Crude Oil

Oil once again surged on Wednesday ignoring surprisingly bearish data on US inventories. Brent crude  gained $ 1.49 to settle at $86.29 a barrel. WTI crude futures added on $ 1.17 to settle at $76.40 a barrel. 

There appears to be absolutely no fresh news that would have given support to this spurt in prices.

Saudi Arabia’s energy minister reiterated that the kingdom will readily increase production to support market stability as required, and has already increased production to 10.7 mb/d in response to customer demand. Al-Falih added that Nov output will depend on talks with buyers, but are expected to be “slightly” above October levels.

The DOE reported a large build of around nearly 8 million barrels catching the markets totally by surprise. The build appears to be attributable to a drop 900 kb/d of crude exports last week as can be seen in the material balance statement given below.

Gasoline stocks appear to be more or less balanced for the week. In terms of seasonality though, this is a time when gasoline stocks tend to plummet. That this has not happened and the fact that gasoline stocks are at a seasonal high would be bearish for gasoline. 

Distillate stocks have largely drawn due to an increase in exports. The drop in domestic demand at this time of the year is extremely disappointing. For detailed charts please check out our US DOE Data page.


Asia’s naphtha crack extended losses for the second day to a three-session low of $105.05 a tonne on Wednesday as soaring oil prices hurt margins. 

The October crack is lower at  -$ 2.15 /bbl


Asia’s gasoline crack was at a five-session low of $7.04 a barrel.

Vitol continued its buying spree in the Singapore cash market and bought a total of 7 cargoes. This has brought its total purchases to around 24 cargoes or 1.2 million barrels. This can fill at least four medium-range tankers.

Element position data
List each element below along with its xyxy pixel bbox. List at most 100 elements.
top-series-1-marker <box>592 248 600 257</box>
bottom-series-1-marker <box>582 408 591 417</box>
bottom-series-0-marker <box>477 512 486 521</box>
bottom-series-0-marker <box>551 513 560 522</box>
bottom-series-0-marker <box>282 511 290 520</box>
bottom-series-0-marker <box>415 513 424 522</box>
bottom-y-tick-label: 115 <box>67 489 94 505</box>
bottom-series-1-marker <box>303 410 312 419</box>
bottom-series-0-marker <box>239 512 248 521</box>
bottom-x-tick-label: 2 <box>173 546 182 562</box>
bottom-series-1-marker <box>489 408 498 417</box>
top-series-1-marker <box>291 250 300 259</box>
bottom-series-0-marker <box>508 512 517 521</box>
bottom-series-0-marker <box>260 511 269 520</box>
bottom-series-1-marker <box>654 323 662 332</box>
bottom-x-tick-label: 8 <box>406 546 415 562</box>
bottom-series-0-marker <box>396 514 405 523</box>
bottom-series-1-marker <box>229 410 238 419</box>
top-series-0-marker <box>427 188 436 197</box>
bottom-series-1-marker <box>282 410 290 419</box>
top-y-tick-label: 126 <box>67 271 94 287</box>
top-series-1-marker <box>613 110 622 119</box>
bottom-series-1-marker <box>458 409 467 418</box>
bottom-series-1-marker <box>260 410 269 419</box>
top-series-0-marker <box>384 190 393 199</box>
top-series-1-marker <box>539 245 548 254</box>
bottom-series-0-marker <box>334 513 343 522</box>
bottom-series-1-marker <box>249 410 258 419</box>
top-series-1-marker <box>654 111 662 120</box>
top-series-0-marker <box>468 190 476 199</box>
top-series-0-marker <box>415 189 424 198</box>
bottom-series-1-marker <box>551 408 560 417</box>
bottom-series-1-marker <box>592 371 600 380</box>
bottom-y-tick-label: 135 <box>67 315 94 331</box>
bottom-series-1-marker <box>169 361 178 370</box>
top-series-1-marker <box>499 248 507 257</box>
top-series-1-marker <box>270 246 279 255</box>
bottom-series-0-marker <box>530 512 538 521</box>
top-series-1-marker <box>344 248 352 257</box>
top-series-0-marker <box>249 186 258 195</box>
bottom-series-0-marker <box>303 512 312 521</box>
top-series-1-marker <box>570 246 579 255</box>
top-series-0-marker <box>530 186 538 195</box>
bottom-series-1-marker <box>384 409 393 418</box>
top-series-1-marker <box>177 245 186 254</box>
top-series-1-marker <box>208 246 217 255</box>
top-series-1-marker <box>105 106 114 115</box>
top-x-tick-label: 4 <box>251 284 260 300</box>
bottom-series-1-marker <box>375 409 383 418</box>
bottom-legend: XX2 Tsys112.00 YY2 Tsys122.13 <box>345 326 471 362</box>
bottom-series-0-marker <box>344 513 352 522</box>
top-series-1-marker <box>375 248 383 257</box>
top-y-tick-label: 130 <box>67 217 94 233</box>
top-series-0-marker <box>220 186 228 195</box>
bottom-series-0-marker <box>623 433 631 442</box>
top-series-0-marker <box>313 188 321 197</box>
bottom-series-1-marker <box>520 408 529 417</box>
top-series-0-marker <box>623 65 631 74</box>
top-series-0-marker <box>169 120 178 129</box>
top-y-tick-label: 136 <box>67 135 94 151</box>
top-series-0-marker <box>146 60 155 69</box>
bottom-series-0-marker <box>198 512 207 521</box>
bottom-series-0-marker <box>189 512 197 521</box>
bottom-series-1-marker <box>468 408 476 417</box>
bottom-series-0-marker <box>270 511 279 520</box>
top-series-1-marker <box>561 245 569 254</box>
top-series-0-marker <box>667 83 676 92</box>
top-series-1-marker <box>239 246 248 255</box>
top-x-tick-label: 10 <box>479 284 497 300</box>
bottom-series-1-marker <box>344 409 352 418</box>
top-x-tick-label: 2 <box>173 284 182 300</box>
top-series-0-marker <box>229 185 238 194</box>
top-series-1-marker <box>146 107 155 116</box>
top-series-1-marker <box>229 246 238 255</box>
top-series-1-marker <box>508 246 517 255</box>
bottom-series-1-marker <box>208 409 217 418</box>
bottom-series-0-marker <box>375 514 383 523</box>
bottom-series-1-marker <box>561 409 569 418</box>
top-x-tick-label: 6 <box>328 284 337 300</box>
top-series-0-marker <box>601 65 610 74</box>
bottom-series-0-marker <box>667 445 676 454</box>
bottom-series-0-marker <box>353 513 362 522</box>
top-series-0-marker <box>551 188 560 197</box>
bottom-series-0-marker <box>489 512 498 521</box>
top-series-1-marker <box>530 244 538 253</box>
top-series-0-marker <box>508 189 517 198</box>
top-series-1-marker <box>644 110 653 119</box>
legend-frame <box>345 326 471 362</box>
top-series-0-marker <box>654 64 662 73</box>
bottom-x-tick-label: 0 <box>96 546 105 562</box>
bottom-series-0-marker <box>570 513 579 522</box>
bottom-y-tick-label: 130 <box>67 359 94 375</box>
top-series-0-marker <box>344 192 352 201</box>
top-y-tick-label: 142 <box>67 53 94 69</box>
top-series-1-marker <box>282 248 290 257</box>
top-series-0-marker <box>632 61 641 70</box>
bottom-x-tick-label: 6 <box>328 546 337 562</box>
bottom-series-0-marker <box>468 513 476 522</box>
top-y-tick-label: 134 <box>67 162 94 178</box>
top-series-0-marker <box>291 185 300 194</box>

** WRITTEN TASK **
Name each refined petroleum product whose stocks or crack the crude oil commentary reports on.

** EXERCISE OUTPUT **
Gasoline, distillate, naphtha